The exercise: Count how many lines mention the word "complete". Write that number alone.

Items from a dataset
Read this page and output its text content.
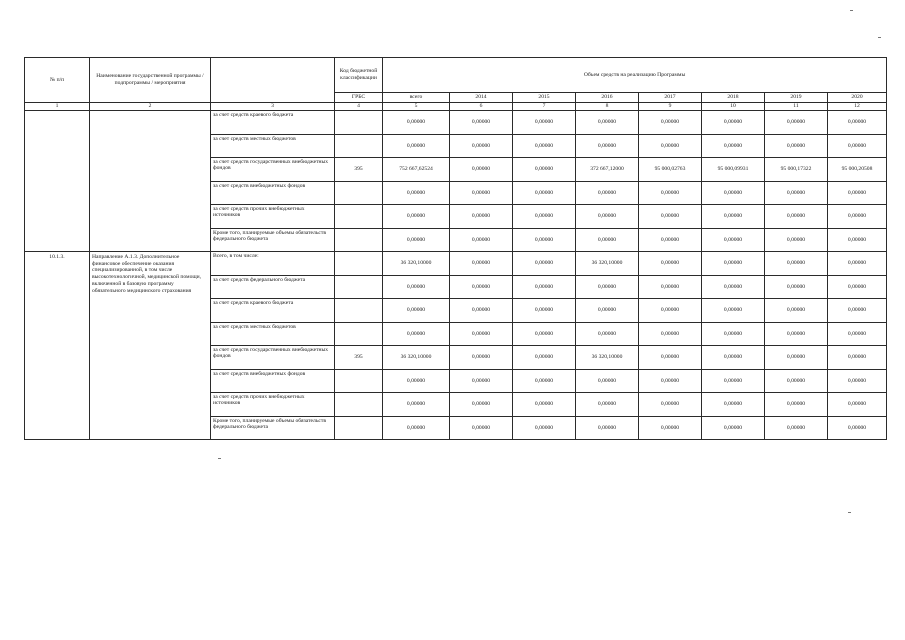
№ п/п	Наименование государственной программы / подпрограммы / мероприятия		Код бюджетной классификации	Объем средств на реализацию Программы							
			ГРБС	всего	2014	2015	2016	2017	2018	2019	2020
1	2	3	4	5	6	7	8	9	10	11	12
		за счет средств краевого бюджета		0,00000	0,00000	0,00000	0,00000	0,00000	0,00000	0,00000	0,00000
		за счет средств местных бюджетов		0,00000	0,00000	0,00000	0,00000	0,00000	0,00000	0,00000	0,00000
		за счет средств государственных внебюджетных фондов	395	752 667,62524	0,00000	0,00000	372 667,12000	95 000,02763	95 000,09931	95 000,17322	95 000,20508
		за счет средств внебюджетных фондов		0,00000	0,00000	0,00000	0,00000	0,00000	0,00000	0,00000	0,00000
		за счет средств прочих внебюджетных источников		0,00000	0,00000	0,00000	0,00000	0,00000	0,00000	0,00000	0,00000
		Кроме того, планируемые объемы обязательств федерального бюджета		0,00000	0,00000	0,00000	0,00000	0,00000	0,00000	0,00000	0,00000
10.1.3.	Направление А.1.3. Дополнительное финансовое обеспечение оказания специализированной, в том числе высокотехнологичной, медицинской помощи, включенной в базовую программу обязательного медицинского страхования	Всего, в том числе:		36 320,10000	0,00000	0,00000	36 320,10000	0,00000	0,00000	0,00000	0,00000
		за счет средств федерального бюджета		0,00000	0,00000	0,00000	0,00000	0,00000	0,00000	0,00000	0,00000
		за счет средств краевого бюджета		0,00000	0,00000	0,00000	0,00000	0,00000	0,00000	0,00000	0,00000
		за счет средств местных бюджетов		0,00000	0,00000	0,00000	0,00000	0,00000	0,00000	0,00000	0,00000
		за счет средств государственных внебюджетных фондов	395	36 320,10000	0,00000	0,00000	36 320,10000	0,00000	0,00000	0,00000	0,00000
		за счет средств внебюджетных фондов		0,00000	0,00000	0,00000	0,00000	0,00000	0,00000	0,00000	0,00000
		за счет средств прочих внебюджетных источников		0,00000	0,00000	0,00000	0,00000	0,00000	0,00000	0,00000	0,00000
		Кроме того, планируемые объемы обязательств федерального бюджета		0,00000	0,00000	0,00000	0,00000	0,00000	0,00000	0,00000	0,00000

---

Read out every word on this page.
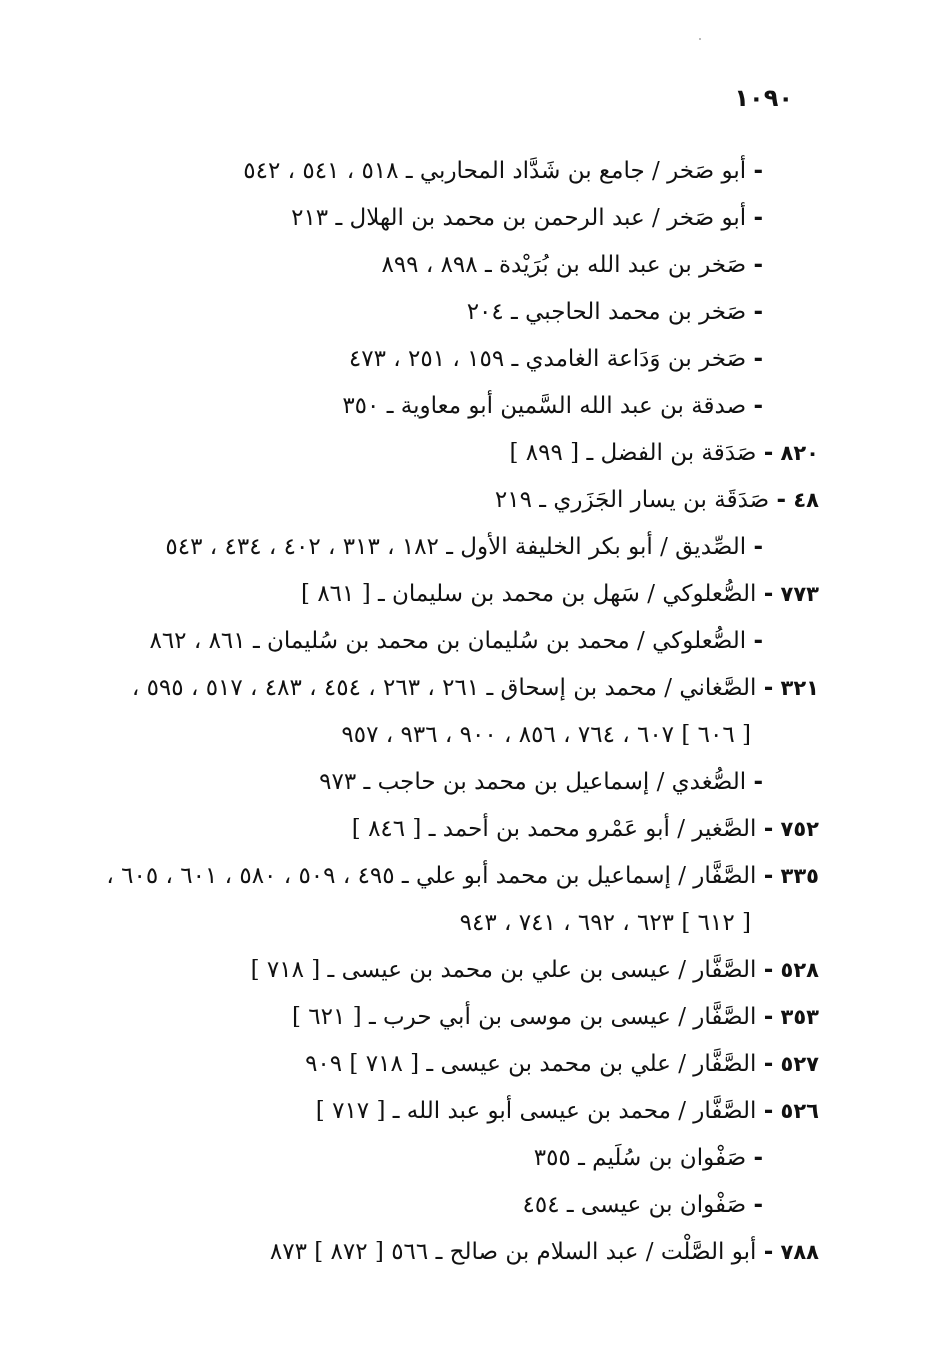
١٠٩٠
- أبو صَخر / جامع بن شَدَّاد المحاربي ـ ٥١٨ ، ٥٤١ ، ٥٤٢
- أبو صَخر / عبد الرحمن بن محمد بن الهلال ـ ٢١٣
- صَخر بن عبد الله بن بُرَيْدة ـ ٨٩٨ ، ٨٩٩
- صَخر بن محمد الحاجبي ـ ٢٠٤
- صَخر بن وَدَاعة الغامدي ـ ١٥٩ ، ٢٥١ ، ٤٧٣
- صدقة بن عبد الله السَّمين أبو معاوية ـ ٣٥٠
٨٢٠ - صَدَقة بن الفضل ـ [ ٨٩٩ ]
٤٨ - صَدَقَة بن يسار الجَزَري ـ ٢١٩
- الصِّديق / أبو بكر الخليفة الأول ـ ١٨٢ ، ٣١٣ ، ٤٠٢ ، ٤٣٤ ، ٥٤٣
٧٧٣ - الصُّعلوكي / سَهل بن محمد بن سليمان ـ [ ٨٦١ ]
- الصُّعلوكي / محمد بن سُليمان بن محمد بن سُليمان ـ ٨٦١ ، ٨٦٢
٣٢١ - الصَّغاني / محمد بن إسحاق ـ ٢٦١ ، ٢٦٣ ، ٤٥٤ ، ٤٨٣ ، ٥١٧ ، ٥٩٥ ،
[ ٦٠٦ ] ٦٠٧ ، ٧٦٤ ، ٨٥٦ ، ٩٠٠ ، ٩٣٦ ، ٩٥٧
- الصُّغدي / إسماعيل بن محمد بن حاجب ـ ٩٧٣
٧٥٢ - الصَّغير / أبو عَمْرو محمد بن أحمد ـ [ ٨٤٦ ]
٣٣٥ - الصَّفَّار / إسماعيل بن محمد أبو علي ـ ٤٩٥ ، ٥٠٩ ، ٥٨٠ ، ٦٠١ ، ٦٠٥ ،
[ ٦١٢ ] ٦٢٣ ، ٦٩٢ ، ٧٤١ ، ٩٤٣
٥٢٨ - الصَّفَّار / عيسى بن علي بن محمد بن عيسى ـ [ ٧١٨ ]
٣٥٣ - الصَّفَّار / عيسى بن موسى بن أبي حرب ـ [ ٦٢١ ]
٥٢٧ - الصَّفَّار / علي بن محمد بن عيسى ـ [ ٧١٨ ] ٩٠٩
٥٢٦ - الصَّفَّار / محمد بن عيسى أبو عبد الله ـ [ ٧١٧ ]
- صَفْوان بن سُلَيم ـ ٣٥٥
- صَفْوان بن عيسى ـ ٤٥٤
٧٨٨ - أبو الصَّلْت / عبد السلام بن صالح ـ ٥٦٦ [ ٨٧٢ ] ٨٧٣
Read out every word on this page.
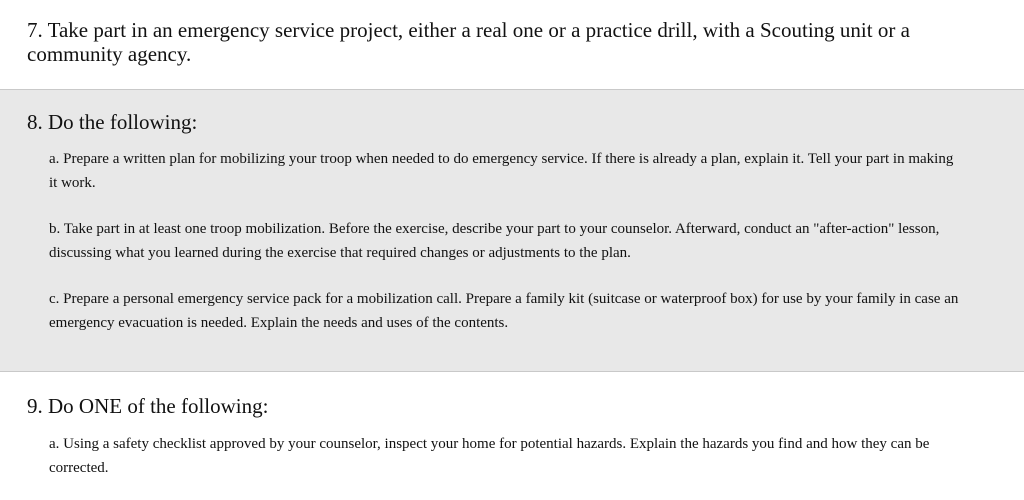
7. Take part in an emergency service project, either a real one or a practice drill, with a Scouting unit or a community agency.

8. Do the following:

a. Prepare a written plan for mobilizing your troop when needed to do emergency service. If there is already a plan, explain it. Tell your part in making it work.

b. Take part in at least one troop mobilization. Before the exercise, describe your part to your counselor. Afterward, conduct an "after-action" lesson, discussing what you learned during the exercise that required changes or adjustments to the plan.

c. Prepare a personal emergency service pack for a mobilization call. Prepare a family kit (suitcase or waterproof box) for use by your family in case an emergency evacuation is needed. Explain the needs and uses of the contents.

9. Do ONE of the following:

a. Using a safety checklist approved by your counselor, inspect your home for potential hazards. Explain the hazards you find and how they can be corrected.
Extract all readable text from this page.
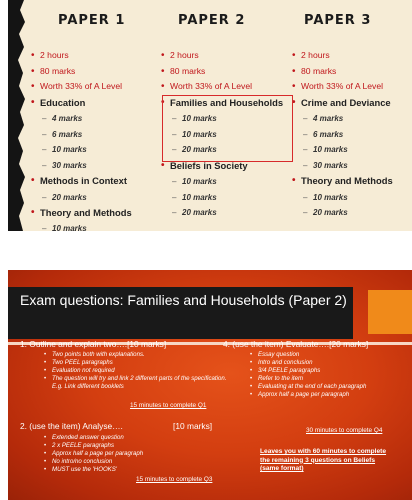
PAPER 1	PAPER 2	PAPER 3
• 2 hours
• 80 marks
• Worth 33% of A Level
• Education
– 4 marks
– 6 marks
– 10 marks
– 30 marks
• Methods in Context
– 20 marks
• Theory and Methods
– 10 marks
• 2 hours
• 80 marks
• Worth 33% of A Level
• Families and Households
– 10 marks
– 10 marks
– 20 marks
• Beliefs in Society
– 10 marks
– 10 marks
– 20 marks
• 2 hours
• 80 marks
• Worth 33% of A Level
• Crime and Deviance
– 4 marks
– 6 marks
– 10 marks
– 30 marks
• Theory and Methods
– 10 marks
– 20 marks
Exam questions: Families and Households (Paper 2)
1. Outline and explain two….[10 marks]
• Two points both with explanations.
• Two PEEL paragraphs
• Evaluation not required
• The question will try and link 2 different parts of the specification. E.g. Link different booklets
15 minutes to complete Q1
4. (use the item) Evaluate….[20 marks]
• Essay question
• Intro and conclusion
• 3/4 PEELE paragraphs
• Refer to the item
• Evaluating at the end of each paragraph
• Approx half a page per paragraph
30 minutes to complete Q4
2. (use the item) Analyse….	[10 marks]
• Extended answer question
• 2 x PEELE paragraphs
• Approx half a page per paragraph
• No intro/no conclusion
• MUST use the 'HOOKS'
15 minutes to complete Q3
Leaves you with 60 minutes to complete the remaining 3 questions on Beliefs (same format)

---

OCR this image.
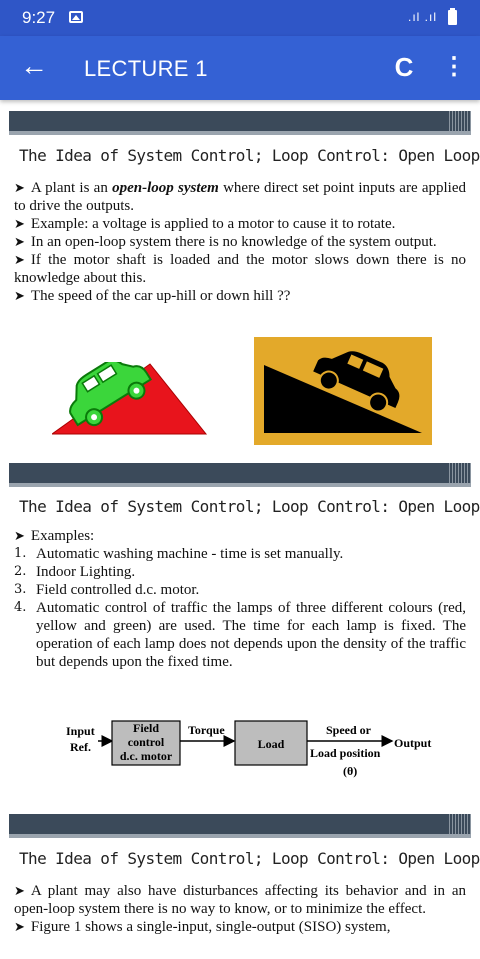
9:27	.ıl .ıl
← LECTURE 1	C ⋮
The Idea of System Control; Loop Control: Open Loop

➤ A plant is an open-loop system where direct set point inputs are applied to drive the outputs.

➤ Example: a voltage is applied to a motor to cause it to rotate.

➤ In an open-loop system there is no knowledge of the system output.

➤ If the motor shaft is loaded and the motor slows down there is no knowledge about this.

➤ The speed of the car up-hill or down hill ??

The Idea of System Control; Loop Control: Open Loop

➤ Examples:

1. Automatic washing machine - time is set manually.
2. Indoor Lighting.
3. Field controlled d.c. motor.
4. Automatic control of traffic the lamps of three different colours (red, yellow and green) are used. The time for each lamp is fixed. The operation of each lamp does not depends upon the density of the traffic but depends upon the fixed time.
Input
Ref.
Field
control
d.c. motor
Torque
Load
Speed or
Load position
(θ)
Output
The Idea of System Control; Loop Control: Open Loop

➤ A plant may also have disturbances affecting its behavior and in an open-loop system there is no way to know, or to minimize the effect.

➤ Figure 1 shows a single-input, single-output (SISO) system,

Task response: 4